## Given data
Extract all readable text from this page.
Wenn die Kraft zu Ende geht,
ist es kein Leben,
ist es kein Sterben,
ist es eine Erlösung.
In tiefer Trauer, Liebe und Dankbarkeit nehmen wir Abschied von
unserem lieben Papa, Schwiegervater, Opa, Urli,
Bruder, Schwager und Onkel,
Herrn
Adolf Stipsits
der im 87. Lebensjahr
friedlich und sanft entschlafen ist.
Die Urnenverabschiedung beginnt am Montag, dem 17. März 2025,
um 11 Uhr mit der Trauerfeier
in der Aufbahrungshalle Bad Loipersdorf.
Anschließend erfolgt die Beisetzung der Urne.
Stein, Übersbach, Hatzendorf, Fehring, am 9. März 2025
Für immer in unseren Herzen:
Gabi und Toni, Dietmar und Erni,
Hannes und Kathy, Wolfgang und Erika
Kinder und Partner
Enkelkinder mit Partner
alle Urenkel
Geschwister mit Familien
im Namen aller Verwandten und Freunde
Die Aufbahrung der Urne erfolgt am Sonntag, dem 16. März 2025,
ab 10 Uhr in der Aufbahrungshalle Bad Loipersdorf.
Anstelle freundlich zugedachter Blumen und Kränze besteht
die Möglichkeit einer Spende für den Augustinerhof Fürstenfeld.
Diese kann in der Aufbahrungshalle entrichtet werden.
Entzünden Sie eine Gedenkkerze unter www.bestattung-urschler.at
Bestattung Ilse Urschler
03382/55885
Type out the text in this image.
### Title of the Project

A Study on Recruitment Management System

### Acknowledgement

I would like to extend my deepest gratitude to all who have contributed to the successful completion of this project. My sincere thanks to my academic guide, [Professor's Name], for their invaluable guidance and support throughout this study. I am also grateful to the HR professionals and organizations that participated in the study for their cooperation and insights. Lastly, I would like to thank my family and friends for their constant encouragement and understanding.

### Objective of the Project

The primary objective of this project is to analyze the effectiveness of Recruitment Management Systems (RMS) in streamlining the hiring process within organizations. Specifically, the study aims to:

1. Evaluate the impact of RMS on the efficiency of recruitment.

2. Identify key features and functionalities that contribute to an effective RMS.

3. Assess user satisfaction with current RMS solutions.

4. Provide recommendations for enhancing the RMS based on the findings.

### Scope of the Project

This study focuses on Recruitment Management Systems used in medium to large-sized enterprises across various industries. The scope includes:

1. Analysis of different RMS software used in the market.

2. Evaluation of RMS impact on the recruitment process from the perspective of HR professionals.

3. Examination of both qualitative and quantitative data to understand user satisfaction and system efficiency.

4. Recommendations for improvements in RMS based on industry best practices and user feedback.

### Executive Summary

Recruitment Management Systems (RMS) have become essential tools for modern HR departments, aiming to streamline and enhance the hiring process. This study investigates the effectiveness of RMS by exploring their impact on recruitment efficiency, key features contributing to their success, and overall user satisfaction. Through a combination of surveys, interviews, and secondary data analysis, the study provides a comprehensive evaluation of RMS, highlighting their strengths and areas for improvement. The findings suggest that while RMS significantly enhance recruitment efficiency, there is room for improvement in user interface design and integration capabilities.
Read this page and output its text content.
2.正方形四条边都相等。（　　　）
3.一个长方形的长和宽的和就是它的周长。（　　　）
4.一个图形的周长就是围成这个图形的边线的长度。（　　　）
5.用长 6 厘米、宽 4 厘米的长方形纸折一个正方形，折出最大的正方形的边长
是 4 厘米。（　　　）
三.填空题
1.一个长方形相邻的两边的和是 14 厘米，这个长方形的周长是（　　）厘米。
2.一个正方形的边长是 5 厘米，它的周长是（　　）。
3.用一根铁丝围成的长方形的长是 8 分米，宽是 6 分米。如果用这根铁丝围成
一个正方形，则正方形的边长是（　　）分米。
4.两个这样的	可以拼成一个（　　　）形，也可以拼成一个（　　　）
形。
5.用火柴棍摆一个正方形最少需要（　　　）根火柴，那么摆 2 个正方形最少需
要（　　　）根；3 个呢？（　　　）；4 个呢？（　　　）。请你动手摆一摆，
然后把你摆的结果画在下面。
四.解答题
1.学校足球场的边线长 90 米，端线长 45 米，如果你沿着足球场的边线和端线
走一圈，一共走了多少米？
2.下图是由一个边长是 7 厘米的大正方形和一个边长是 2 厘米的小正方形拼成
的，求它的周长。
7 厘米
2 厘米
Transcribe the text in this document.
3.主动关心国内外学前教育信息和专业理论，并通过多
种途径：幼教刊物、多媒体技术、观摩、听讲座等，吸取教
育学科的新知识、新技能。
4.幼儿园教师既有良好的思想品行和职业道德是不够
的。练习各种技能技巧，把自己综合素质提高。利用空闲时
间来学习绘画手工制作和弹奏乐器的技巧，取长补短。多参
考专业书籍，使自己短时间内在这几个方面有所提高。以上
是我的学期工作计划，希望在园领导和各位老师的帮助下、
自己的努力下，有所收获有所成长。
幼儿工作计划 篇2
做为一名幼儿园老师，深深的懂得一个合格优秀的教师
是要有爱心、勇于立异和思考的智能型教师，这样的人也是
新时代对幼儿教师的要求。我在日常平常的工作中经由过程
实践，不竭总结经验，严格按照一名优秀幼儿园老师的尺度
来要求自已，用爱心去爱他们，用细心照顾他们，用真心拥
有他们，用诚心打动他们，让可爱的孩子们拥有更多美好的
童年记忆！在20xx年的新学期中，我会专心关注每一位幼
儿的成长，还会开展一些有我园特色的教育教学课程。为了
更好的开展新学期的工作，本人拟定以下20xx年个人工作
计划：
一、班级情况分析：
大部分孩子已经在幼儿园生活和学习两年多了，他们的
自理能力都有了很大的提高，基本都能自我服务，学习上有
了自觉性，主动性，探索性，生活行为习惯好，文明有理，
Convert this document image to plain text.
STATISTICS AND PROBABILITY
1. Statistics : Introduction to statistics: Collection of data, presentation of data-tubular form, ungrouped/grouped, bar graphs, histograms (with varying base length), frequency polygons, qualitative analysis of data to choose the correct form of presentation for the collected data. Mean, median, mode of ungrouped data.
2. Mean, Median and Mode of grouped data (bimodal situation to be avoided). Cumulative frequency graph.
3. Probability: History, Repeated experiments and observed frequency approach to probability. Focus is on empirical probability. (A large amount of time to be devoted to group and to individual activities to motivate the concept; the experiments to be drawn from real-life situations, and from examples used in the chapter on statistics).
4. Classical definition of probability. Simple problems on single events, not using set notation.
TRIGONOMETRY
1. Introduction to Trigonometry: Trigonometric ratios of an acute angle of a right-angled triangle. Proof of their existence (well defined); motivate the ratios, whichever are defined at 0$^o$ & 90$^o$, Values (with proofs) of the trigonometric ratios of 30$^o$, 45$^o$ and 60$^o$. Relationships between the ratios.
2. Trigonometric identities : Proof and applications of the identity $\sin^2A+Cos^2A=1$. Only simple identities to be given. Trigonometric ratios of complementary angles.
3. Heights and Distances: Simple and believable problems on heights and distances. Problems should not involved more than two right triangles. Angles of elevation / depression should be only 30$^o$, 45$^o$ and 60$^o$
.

## Set exercise
Exactly reproduce the material above.

## Correct result
Extract all readable text from this page.
Wenn die Kraft zu Ende geht,
ist es kein Leben,
ist es kein Sterben,
ist es eine Erlösung.
In tiefer Trauer, Liebe und Dankbarkeit nehmen wir Abschied von
unserem lieben Papa, Schwiegervater, Opa, Urli,
Bruder, Schwager und Onkel,
Herrn
Adolf Stipsits
der im 87. Lebensjahr
friedlich und sanft entschlafen ist.
Die Urnenverabschiedung beginnt am Montag, dem 17. März 2025,
um 11 Uhr mit der Trauerfeier
in der Aufbahrungshalle Bad Loipersdorf.
Anschließend erfolgt die Beisetzung der Urne.
Stein, Übersbach, Hatzendorf, Fehring, am 9. März 2025
Für immer in unseren Herzen:
Gabi und Toni, Dietmar und Erni,
Hannes und Kathy, Wolfgang und Erika
Kinder und Partner
Enkelkinder mit Partner
alle Urenkel
Geschwister mit Familien
im Namen aller Verwandten und Freunde
Die Aufbahrung der Urne erfolgt am Sonntag, dem 16. März 2025,
ab 10 Uhr in der Aufbahrungshalle Bad Loipersdorf.
Anstelle freundlich zugedachter Blumen und Kränze besteht
die Möglichkeit einer Spende für den Augustinerhof Fürstenfeld.
Diese kann in der Aufbahrungshalle entrichtet werden.
Entzünden Sie eine Gedenkkerze unter www.bestattung-urschler.at
Bestattung Ilse Urschler
03382/55885
Type out the text in this image.
### Title of the Project

A Study on Recruitment Management System

### Acknowledgement

I would like to extend my deepest gratitude to all who have contributed to the successful completion of this project. My sincere thanks to my academic guide, [Professor's Name], for their invaluable guidance and support throughout this study. I am also grateful to the HR professionals and organizations that participated in the study for their cooperation and insights. Lastly, I would like to thank my family and friends for their constant encouragement and understanding.

### Objective of the Project

The primary objective of this project is to analyze the effectiveness of Recruitment Management Systems (RMS) in streamlining the hiring process within organizations. Specifically, the study aims to:

1. Evaluate the impact of RMS on the efficiency of recruitment.

2. Identify key features and functionalities that contribute to an effective RMS.

3. Assess user satisfaction with current RMS solutions.

4. Provide recommendations for enhancing the RMS based on the findings.

### Scope of the Project

This study focuses on Recruitment Management Systems used in medium to large-sized enterprises across various industries. The scope includes:

1. Analysis of different RMS software used in the market.

2. Evaluation of RMS impact on the recruitment process from the perspective of HR professionals.

3. Examination of both qualitative and quantitative data to understand user satisfaction and system efficiency.

4. Recommendations for improvements in RMS based on industry best practices and user feedback.

### Executive Summary

Recruitment Management Systems (RMS) have become essential tools for modern HR departments, aiming to streamline and enhance the hiring process. This study investigates the effectiveness of RMS by exploring their impact on recruitment efficiency, key features contributing to their success, and overall user satisfaction. Through a combination of surveys, interviews, and secondary data analysis, the study provides a comprehensive evaluation of RMS, highlighting their strengths and areas for improvement. The findings suggest that while RMS significantly enhance recruitment efficiency, there is room for improvement in user interface design and integration capabilities.
Read this page and output its text content.
2.正方形四条边都相等。（　　　）
3.一个长方形的长和宽的和就是它的周长。（　　　）
4.一个图形的周长就是围成这个图形的边线的长度。（　　　）
5.用长 6 厘米、宽 4 厘米的长方形纸折一个正方形，折出最大的正方形的边长
是 4 厘米。（　　　）
三.填空题
1.一个长方形相邻的两边的和是 14 厘米，这个长方形的周长是（　　）厘米。
2.一个正方形的边长是 5 厘米，它的周长是（　　）。
3.用一根铁丝围成的长方形的长是 8 分米，宽是 6 分米。如果用这根铁丝围成
一个正方形，则正方形的边长是（　　）分米。
4.两个这样的	可以拼成一个（　　　）形，也可以拼成一个（　　　）
形。
5.用火柴棍摆一个正方形最少需要（　　　）根火柴，那么摆 2 个正方形最少需
要（　　　）根；3 个呢？（　　　）；4 个呢？（　　　）。请你动手摆一摆，
然后把你摆的结果画在下面。
四.解答题
1.学校足球场的边线长 90 米，端线长 45 米，如果你沿着足球场的边线和端线
走一圈，一共走了多少米？
2.下图是由一个边长是 7 厘米的大正方形和一个边长是 2 厘米的小正方形拼成
的，求它的周长。
7 厘米
2 厘米
Transcribe the text in this document.
3.主动关心国内外学前教育信息和专业理论，并通过多
种途径：幼教刊物、多媒体技术、观摩、听讲座等，吸取教
育学科的新知识、新技能。
4.幼儿园教师既有良好的思想品行和职业道德是不够
的。练习各种技能技巧，把自己综合素质提高。利用空闲时
间来学习绘画手工制作和弹奏乐器的技巧，取长补短。多参
考专业书籍，使自己短时间内在这几个方面有所提高。以上
是我的学期工作计划，希望在园领导和各位老师的帮助下、
自己的努力下，有所收获有所成长。
幼儿工作计划 篇2
做为一名幼儿园老师，深深的懂得一个合格优秀的教师
是要有爱心、勇于立异和思考的智能型教师，这样的人也是
新时代对幼儿教师的要求。我在日常平常的工作中经由过程
实践，不竭总结经验，严格按照一名优秀幼儿园老师的尺度
来要求自已，用爱心去爱他们，用细心照顾他们，用真心拥
有他们，用诚心打动他们，让可爱的孩子们拥有更多美好的
童年记忆！在20xx年的新学期中，我会专心关注每一位幼
儿的成长，还会开展一些有我园特色的教育教学课程。为了
更好的开展新学期的工作，本人拟定以下20xx年个人工作
计划：
一、班级情况分析：
大部分孩子已经在幼儿园生活和学习两年多了，他们的
自理能力都有了很大的提高，基本都能自我服务，学习上有
了自觉性，主动性，探索性，生活行为习惯好，文明有理，
Convert this document image to plain text.
STATISTICS AND PROBABILITY
1. Statistics : Introduction to statistics: Collection of data, presentation of data-tubular form, ungrouped/grouped, bar graphs, histograms (with varying base length), frequency polygons, qualitative analysis of data to choose the correct form of presentation for the collected data. Mean, median, mode of ungrouped data.
2. Mean, Median and Mode of grouped data (bimodal situation to be avoided). Cumulative frequency graph.
3. Probability: History, Repeated experiments and observed frequency approach to probability. Focus is on empirical probability. (A large amount of time to be devoted to group and to individual activities to motivate the concept; the experiments to be drawn from real-life situations, and from examples used in the chapter on statistics).
4. Classical definition of probability. Simple problems on single events, not using set notation.
TRIGONOMETRY
1. Introduction to Trigonometry: Trigonometric ratios of an acute angle of a right-angled triangle. Proof of their existence (well defined); motivate the ratios, whichever are defined at 0$^o$ & 90$^o$, Values (with proofs) of the trigonometric ratios of 30$^o$, 45$^o$ and 60$^o$. Relationships between the ratios.
2. Trigonometric identities : Proof and applications of the identity $\sin^2A+Cos^2A=1$. Only simple identities to be given. Trigonometric ratios of complementary angles.
3. Heights and Distances: Simple and believable problems on heights and distances. Problems should not involved more than two right triangles. Angles of elevation / depression should be only 30$^o$, 45$^o$ and 60$^o$
.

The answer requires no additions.